◆ Belge bölümü

--- --- ---

Temmuz 2011’de
Galatasaray’a gelirken aklında neler vardı? Geri dönüş öyküsü müydü yazmak
istediğin, bir meydan okuma veya başka bir hedef, neler düşünüyordun?
- İki sezon önce
Galatasaray’a kiralık olarak gelmiştim. Dürüst olmak gerekirse; ülkeyle ve
Türkiye Ligi ile ilgili detaylı bilgi sahibi değildim. Juventus’un oyuncusu
olduğum için aklımda ilk olarak burada iyi oynadıktan sonra tekrar İtalya’ya
dönmek vardı. Ama zaman içerisinde Galatasaray’a bağlandım. Burada çok güzel
günler yaşadım, takım hâlinde çok sayıda başarı elde ettik. Ve ben ilk sene
sonunda kendimi Türkiye’ye ve Galatasaray’a ait hissettim. Flamengo benim
doğup, büyüdüğüm ve çocukluğumdan itibaren 10 sene forma giydiğim kulüp. Ve
Flamengo’yu bir kenara bırakırsak, arka arkaya üç yıl oynadığım bir takım
yoktu. Ama Galatasaray’daki ilk senem tamamlandığında burada tarih yazmaya ve
uzun seneler kalmaya karar verdim. Artık üçüncü seneme hazırlanıyorum, çok
mutluyum.

--- --- ---

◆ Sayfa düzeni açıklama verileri
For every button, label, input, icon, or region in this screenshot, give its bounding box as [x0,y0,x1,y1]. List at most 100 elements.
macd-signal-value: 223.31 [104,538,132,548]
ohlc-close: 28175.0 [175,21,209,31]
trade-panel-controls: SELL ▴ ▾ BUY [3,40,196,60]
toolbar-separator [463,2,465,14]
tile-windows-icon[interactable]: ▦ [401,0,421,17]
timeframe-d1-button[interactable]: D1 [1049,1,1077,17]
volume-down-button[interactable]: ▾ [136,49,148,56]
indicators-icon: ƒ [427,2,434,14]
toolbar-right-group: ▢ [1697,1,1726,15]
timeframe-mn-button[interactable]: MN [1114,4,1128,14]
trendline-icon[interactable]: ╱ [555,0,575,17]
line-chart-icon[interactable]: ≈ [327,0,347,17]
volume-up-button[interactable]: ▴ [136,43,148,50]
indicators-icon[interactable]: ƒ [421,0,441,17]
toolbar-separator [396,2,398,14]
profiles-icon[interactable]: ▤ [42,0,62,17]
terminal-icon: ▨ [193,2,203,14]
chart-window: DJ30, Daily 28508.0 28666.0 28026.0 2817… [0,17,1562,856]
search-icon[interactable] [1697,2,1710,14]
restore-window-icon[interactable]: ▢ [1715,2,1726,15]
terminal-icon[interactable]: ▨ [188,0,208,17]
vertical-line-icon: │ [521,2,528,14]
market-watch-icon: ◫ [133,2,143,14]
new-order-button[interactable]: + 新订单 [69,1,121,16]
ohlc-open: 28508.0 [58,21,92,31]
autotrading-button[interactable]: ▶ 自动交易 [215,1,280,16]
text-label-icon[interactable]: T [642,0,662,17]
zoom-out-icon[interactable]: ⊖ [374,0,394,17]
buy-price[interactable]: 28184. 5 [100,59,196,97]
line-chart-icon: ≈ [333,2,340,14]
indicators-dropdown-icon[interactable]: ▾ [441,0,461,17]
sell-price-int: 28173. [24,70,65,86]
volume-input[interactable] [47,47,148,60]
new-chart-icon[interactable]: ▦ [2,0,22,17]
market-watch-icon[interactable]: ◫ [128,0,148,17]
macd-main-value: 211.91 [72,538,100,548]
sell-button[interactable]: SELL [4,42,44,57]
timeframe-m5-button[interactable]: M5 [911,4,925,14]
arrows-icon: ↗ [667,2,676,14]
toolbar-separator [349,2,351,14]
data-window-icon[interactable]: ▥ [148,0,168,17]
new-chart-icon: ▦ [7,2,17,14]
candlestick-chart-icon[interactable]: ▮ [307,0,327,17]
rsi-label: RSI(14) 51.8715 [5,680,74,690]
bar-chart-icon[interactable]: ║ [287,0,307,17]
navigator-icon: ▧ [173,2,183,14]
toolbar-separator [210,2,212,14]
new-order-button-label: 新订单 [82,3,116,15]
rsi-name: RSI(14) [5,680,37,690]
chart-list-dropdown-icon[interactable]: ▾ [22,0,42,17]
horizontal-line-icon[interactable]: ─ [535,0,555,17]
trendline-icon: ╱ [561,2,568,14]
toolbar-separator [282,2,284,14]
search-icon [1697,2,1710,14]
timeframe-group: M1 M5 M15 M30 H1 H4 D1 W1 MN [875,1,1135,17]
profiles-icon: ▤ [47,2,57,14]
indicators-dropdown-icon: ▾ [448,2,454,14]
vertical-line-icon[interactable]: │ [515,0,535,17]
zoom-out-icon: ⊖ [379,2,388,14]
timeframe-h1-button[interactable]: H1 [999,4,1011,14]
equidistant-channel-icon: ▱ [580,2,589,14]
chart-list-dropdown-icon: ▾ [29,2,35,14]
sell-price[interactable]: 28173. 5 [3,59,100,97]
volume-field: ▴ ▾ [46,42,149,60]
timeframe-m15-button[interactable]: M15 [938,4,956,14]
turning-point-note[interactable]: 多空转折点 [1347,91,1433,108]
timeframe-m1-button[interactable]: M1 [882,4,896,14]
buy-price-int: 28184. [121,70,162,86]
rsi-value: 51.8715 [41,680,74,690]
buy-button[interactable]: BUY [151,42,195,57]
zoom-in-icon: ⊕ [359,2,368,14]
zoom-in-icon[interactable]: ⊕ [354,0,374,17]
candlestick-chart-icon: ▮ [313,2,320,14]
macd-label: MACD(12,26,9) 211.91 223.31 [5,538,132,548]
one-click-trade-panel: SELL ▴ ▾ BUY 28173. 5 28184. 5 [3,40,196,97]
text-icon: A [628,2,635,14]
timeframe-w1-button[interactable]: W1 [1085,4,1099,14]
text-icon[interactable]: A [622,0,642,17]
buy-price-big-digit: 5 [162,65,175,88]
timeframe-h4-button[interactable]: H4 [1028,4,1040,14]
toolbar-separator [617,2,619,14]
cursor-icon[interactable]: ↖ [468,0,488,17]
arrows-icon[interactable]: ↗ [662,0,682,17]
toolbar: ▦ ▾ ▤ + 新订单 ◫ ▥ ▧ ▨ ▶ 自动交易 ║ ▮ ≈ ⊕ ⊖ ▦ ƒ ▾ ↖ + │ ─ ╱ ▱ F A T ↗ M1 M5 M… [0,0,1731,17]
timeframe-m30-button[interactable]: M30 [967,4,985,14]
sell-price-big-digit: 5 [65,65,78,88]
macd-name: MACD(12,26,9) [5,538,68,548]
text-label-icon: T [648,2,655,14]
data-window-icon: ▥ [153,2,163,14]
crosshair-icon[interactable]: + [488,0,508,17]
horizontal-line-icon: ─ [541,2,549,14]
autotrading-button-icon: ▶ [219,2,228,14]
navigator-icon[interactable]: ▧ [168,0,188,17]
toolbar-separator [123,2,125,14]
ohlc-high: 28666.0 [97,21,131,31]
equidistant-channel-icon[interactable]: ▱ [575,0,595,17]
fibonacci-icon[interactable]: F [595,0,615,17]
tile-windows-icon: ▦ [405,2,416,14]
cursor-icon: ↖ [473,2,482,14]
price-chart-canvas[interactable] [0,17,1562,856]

--- --- ---

◆ Yapılacaklar
1 – Galatasaray röportajından "Temmuz 2011’de" ile başlayıp "hedef, neler düşünüyordun?" ile biten kısmı hiçbir değişiklik yapmadan çıkarın.
2 – Galatasaray röportajını bittiği yerden itibaren sürdürün.

◆ Sonuçlar
1 –
Temmuz 2011’de
Galatasaray’a gelirken aklında neler vardı? Geri dönüş öyküsü müydü yazmak
istediğin, bir meydan okuma veya başka bir hedef, neler düşünüyordun?

2 –
Kendini
Galatasaray’a ait hissettiğin, “burada kalmalıyım” dediğin özel bir an var mı?
-
Galatasaray’daki ilk senemde Fenerbahçe’nin stadında şampiyon olduğumuz an,
Galatasaray’a ait olduğumu ve burada uzun yıllar oynamam gerektiğini hissettim.
O gün, benim için yeni bir tarihin başlangıcıydı adeta. Orada yaşadıklarımız,
benim mental olarak Galatasaray’a daha da bağlanmamı sağladı. Hepimiz için
önemli bir başarıydı.
Galatasaray ile
birbirinizi tamamladığınıza inanıyor musun, ruh ikizi olabilir misiniz?
- Avrupa’da daha
önce Juventus, Fiorentina ve Almeria gibi kulüplerin de aralarında olduğu büyük
kulüplerde oynadım. Ama Galatasaray’ı diğerlerinden ayıran çok büyük bir
özelliği var: Taraftar! Galatasaray taraftarı, kulübüne eşsiz bir bağlılık
duyuyor. Ve bu da sahada onlar için mücadele eden futbolcuyu oyuna daha fazla
konsantre ediyor. Benim de oyun karakteri olarak onlara benzemem de
Galatasaray’a daha çok bağlanmamı sağladı.
Galatasaray ile
kontratını tamamlaman hâlinde burada beş sene oynamış olacaksın. Futbol hayatın
sona erdiğinde Galatasaray’ı kariyerinin neresine koyacaksın?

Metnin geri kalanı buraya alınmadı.